*Aim of the task*: Copy out the entries below, replacing each "at most 100" with "no more than 100" and changing nothing else. Leave the pictures out of your copy.

*Stored data*:

________________

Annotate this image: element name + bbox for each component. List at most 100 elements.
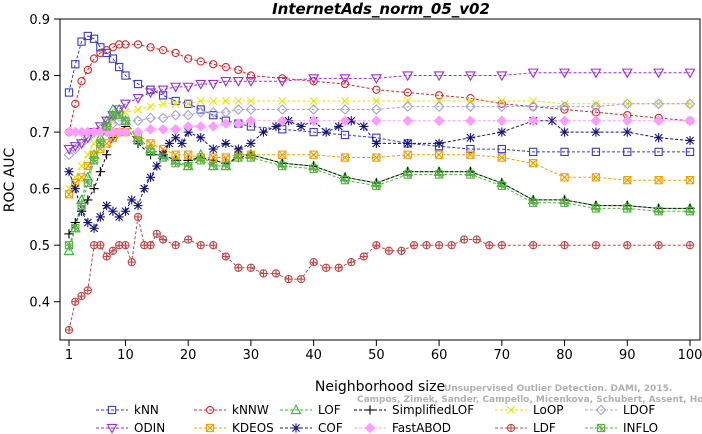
data-point — [497, 153, 506, 162]
y-tick-label: 0.7 — [29, 126, 50, 141]
chart-title: InternetAds_norm_05_v02 — [272, 0, 490, 18]
data-point — [234, 263, 243, 272]
data-point — [296, 274, 306, 284]
legend: kNN kNNW LOF SimplifiedLOF LoOP LDOF ODIN KDEOS… — [96, 403, 658, 434]
data-point — [296, 121, 306, 132]
data-point — [246, 138, 256, 148]
data-point — [334, 121, 344, 132]
series-cof — [64, 116, 695, 233]
data-point — [684, 115, 696, 127]
data-point — [209, 97, 218, 105]
x-tick-label: 90 — [619, 348, 636, 363]
data-point — [145, 123, 156, 135]
data-point — [284, 274, 293, 284]
data-point — [433, 115, 445, 127]
data-point — [95, 212, 105, 222]
data-point — [653, 98, 665, 110]
data-point — [171, 99, 180, 108]
data-point — [271, 269, 281, 278]
x-tick-label: 10 — [117, 348, 134, 363]
y-tick-label: 0.9 — [29, 13, 50, 28]
data-point — [621, 98, 633, 110]
data-point — [559, 101, 570, 113]
data-point — [102, 48, 111, 58]
legend-label: kNNW — [232, 403, 269, 417]
data-point — [466, 170, 475, 179]
data-point — [403, 150, 412, 159]
data-point — [654, 207, 663, 216]
data-point — [685, 207, 695, 216]
data-point — [497, 97, 506, 105]
data-point — [83, 195, 93, 205]
data-point — [221, 161, 230, 171]
series-layer — [63, 31, 696, 335]
data-point — [685, 135, 695, 146]
data-point — [77, 201, 86, 210]
data-point — [157, 85, 169, 96]
data-point — [145, 88, 157, 99]
series-line — [68, 125, 690, 235]
legend-item-lof: LOF — [280, 403, 341, 417]
data-point — [422, 241, 431, 250]
data-point — [447, 241, 456, 250]
data-point — [496, 71, 508, 82]
data-point — [133, 136, 143, 145]
data-point — [684, 68, 696, 79]
data-point — [623, 176, 632, 185]
data-point — [464, 71, 476, 82]
x-tick-label: 1 — [65, 348, 73, 363]
data-point — [246, 97, 255, 105]
data-point — [196, 156, 205, 165]
data-point — [115, 40, 124, 49]
data-point — [460, 235, 469, 244]
data-point — [177, 138, 187, 148]
x-tick-label: 40 — [305, 348, 322, 363]
data-point — [208, 144, 218, 154]
data-point — [321, 127, 331, 137]
x-axis-label: Neighborhood size — [315, 379, 445, 395]
data-point — [684, 98, 696, 110]
data-point — [96, 139, 105, 148]
data-point — [64, 167, 74, 177]
data-point — [591, 127, 601, 137]
data-point — [127, 257, 136, 267]
data-point — [434, 138, 444, 148]
series-inflo — [64, 110, 695, 250]
x-tick-label: 70 — [494, 348, 511, 363]
series-line — [68, 100, 690, 189]
legend-label: INFLO — [623, 421, 658, 434]
data-point — [89, 34, 99, 43]
data-point — [403, 88, 412, 97]
data-point — [170, 123, 181, 135]
data-point — [171, 48, 180, 58]
data-point — [559, 115, 570, 127]
data-point — [71, 99, 80, 108]
data-point — [171, 150, 180, 159]
data-point — [372, 97, 381, 105]
data-point — [654, 176, 663, 185]
data-point — [402, 71, 414, 82]
data-point — [309, 127, 318, 137]
data-point — [196, 97, 205, 105]
x-tick-label: 20 — [180, 348, 197, 363]
data-point — [339, 115, 351, 127]
data-point — [209, 241, 218, 250]
data-point — [89, 156, 99, 165]
watermark-line-2: Campos, Zimek, Sander, Campello, Micenko… — [357, 395, 702, 405]
data-point — [278, 161, 287, 171]
data-point — [207, 106, 219, 118]
data-point — [64, 241, 74, 250]
data-point — [77, 291, 86, 301]
data-point — [370, 104, 382, 115]
data-point — [384, 246, 394, 255]
legend-label: FastABOD — [392, 421, 451, 434]
x-tick-label: 30 — [243, 348, 260, 363]
legend-label: SimplifiedLOF — [392, 403, 474, 417]
data-point — [209, 153, 218, 162]
legend-marker — [595, 404, 607, 416]
data-point — [591, 204, 601, 213]
data-point — [182, 82, 194, 93]
data-point — [485, 241, 494, 250]
data-point — [654, 133, 664, 143]
data-point — [372, 153, 381, 162]
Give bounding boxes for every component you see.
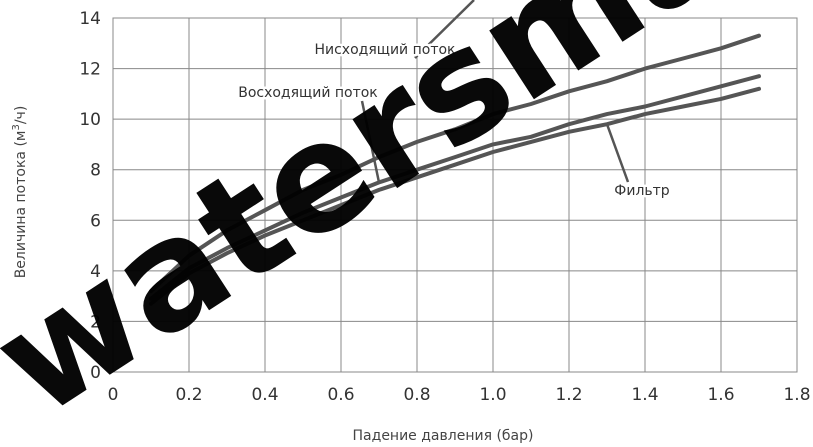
x-tick-labels: 0 0.2 0.4 0.6 0.8 1.0 1.2 1.4 1.6 1.8 xyxy=(108,385,811,405)
annotation-halo: Нисходящий поток xyxy=(314,42,455,58)
x-tick-label: 1.6 xyxy=(707,385,734,405)
annotation-halo: Восходящий поток xyxy=(238,85,378,101)
annotation-leader xyxy=(360,100,381,183)
y-tick-label: 12 xyxy=(79,60,101,80)
y-tick-label: 4 xyxy=(90,262,101,282)
x-axis-title: Падение давления (бар) xyxy=(353,428,534,444)
y-tick-label: 6 xyxy=(90,211,101,231)
grid xyxy=(112,17,798,373)
x-tick-label: 0.6 xyxy=(327,385,354,405)
annotation-label: Нисходящий поток xyxy=(314,42,455,58)
annotation-leader xyxy=(605,123,630,183)
series-lines xyxy=(149,33,761,306)
annotation-label: Фильтр xyxy=(614,183,670,199)
x-tick-label: 0.2 xyxy=(175,385,202,405)
y-tick-label: 8 xyxy=(90,161,101,181)
x-tick-label: 1.8 xyxy=(783,385,810,405)
x-tick-label: 0 xyxy=(108,385,119,405)
y-tick-labels: 0 2 4 6 8 10 12 14 xyxy=(79,9,101,383)
x-tick-label: 0.4 xyxy=(251,385,278,405)
annotation-leader xyxy=(414,0,475,59)
annotation-halo: Фильтр xyxy=(614,183,670,199)
y-tick-label: 10 xyxy=(79,110,101,130)
annotation-label: Восходящий поток xyxy=(238,85,378,101)
y-tick-label: 0 xyxy=(90,363,101,383)
x-tick-label: 1.2 xyxy=(555,385,582,405)
series-line-1 xyxy=(149,33,761,294)
series-line-2 xyxy=(149,74,761,301)
y-axis-title-sup: 3 xyxy=(11,124,22,130)
y-tick-label: 14 xyxy=(79,9,101,29)
y-tick-label: 2 xyxy=(90,312,101,332)
x-tick-label: 1.4 xyxy=(631,385,658,405)
y-axis-title: Величина потока (м3/ч) xyxy=(11,106,29,279)
series-line-3 xyxy=(149,86,761,306)
x-tick-label: 0.8 xyxy=(403,385,430,405)
x-tick-label: 1.0 xyxy=(479,385,506,405)
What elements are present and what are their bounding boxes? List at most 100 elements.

________________

*Final result*:
Annotate this image: element name + bbox for each component. List no more than 100 elements.
data-point — [497, 153, 506, 162]
y-tick-label: 0.7 — [29, 126, 50, 141]
chart-title: InternetAds_norm_05_v02 — [272, 0, 490, 18]
data-point — [234, 263, 243, 272]
data-point — [296, 274, 306, 284]
legend: kNN kNNW LOF SimplifiedLOF LoOP LDOF ODIN KDEOS… — [96, 403, 658, 434]
data-point — [296, 121, 306, 132]
data-point — [246, 138, 256, 148]
data-point — [334, 121, 344, 132]
series-cof — [64, 116, 695, 233]
data-point — [684, 115, 696, 127]
data-point — [209, 97, 218, 105]
x-tick-label: 90 — [619, 348, 636, 363]
data-point — [145, 123, 156, 135]
data-point — [284, 274, 293, 284]
data-point — [433, 115, 445, 127]
data-point — [95, 212, 105, 222]
data-point — [653, 98, 665, 110]
data-point — [171, 99, 180, 108]
data-point — [271, 269, 281, 278]
x-tick-label: 10 — [117, 348, 134, 363]
y-tick-label: 0.9 — [29, 13, 50, 28]
data-point — [621, 98, 633, 110]
data-point — [559, 101, 570, 113]
data-point — [102, 48, 111, 58]
legend-label: kNNW — [232, 403, 269, 417]
data-point — [466, 170, 475, 179]
data-point — [403, 150, 412, 159]
data-point — [654, 207, 663, 216]
data-point — [685, 207, 695, 216]
data-point — [497, 97, 506, 105]
data-point — [83, 195, 93, 205]
data-point — [221, 161, 230, 171]
series-layer — [63, 31, 696, 335]
data-point — [685, 135, 695, 146]
data-point — [77, 201, 86, 210]
data-point — [157, 85, 169, 96]
data-point — [145, 88, 157, 99]
series-line — [68, 125, 690, 235]
legend-item-lof: LOF — [280, 403, 341, 417]
data-point — [422, 241, 431, 250]
data-point — [447, 241, 456, 250]
data-point — [496, 71, 508, 82]
data-point — [133, 136, 143, 145]
data-point — [684, 68, 696, 79]
data-point — [623, 176, 632, 185]
data-point — [464, 71, 476, 82]
x-tick-label: 1 — [65, 348, 73, 363]
data-point — [246, 97, 255, 105]
data-point — [196, 156, 205, 165]
data-point — [115, 40, 124, 49]
data-point — [460, 235, 469, 244]
data-point — [177, 138, 187, 148]
x-tick-label: 40 — [305, 348, 322, 363]
data-point — [208, 144, 218, 154]
data-point — [321, 127, 331, 137]
x-axis-label: Neighborhood size — [315, 379, 445, 395]
data-point — [684, 98, 696, 110]
data-point — [96, 139, 105, 148]
data-point — [64, 167, 74, 177]
data-point — [591, 127, 601, 137]
data-point — [127, 257, 136, 267]
data-point — [434, 138, 444, 148]
series-inflo — [64, 110, 695, 250]
x-tick-label: 70 — [494, 348, 511, 363]
series-line — [68, 100, 690, 189]
legend-label: INFLO — [623, 421, 658, 434]
data-point — [89, 34, 99, 43]
data-point — [403, 88, 412, 97]
data-point — [170, 123, 181, 135]
data-point — [171, 48, 180, 58]
data-point — [559, 115, 570, 127]
data-point — [71, 99, 80, 108]
data-point — [171, 150, 180, 159]
data-point — [372, 97, 381, 105]
data-point — [654, 176, 663, 185]
data-point — [402, 71, 414, 82]
data-point — [309, 127, 318, 137]
data-point — [196, 97, 205, 105]
x-tick-label: 20 — [180, 348, 197, 363]
data-point — [339, 115, 351, 127]
data-point — [209, 241, 218, 250]
data-point — [89, 156, 99, 165]
watermark-line-2: Campos, Zimek, Sander, Campello, Micenko… — [357, 395, 702, 405]
data-point — [278, 161, 287, 171]
data-point — [207, 106, 219, 118]
data-point — [64, 241, 74, 250]
data-point — [77, 291, 86, 301]
data-point — [370, 104, 382, 115]
data-point — [384, 246, 394, 255]
legend-label: FastABOD — [392, 421, 451, 434]
x-tick-label: 30 — [243, 348, 260, 363]
legend-label: SimplifiedLOF — [392, 403, 474, 417]
data-point — [209, 153, 218, 162]
legend-marker — [595, 404, 607, 416]
data-point — [591, 204, 601, 213]
data-point — [182, 82, 194, 93]
data-point — [485, 241, 494, 250]
data-point — [654, 133, 664, 143]
data-point — [372, 153, 381, 162]
Give bounding boxes for every component you see.
x-tick-labels: 0 0.2 0.4 0.6 0.8 1.0 1.2 1.4 1.6 1.8 xyxy=(108,385,811,405)
annotation-halo: Нисходящий поток xyxy=(314,42,455,58)
x-tick-label: 1.6 xyxy=(707,385,734,405)
annotation-halo: Восходящий поток xyxy=(238,85,378,101)
annotation-leader xyxy=(360,100,381,183)
y-tick-label: 12 xyxy=(79,60,101,80)
y-tick-label: 4 xyxy=(90,262,101,282)
x-axis-title: Падение давления (бар) xyxy=(353,428,534,444)
y-tick-label: 6 xyxy=(90,211,101,231)
grid xyxy=(112,17,798,373)
x-tick-label: 0.6 xyxy=(327,385,354,405)
annotation-label: Нисходящий поток xyxy=(314,42,455,58)
annotation-leader xyxy=(605,123,630,183)
series-lines xyxy=(149,33,761,306)
annotation-label: Фильтр xyxy=(614,183,670,199)
x-tick-label: 0.2 xyxy=(175,385,202,405)
y-tick-label: 8 xyxy=(90,161,101,181)
x-tick-label: 1.8 xyxy=(783,385,810,405)
x-tick-label: 0 xyxy=(108,385,119,405)
y-tick-labels: 0 2 4 6 8 10 12 14 xyxy=(79,9,101,383)
x-tick-label: 0.4 xyxy=(251,385,278,405)
annotation-leader xyxy=(414,0,475,59)
annotation-halo: Фильтр xyxy=(614,183,670,199)
y-tick-label: 10 xyxy=(79,110,101,130)
annotation-label: Восходящий поток xyxy=(238,85,378,101)
y-tick-label: 0 xyxy=(90,363,101,383)
x-tick-label: 1.2 xyxy=(555,385,582,405)
series-line-1 xyxy=(149,33,761,294)
series-line-2 xyxy=(149,74,761,301)
y-axis-title-sup: 3 xyxy=(11,124,22,130)
y-tick-label: 14 xyxy=(79,9,101,29)
y-tick-label: 2 xyxy=(90,312,101,332)
x-tick-label: 1.4 xyxy=(631,385,658,405)
y-axis-title: Величина потока (м3/ч) xyxy=(11,106,29,279)
series-line-3 xyxy=(149,86,761,306)
x-tick-label: 0.8 xyxy=(403,385,430,405)
x-tick-label: 1.0 xyxy=(479,385,506,405)
What elements are present and what are their bounding boxes? List no more than 100 elements.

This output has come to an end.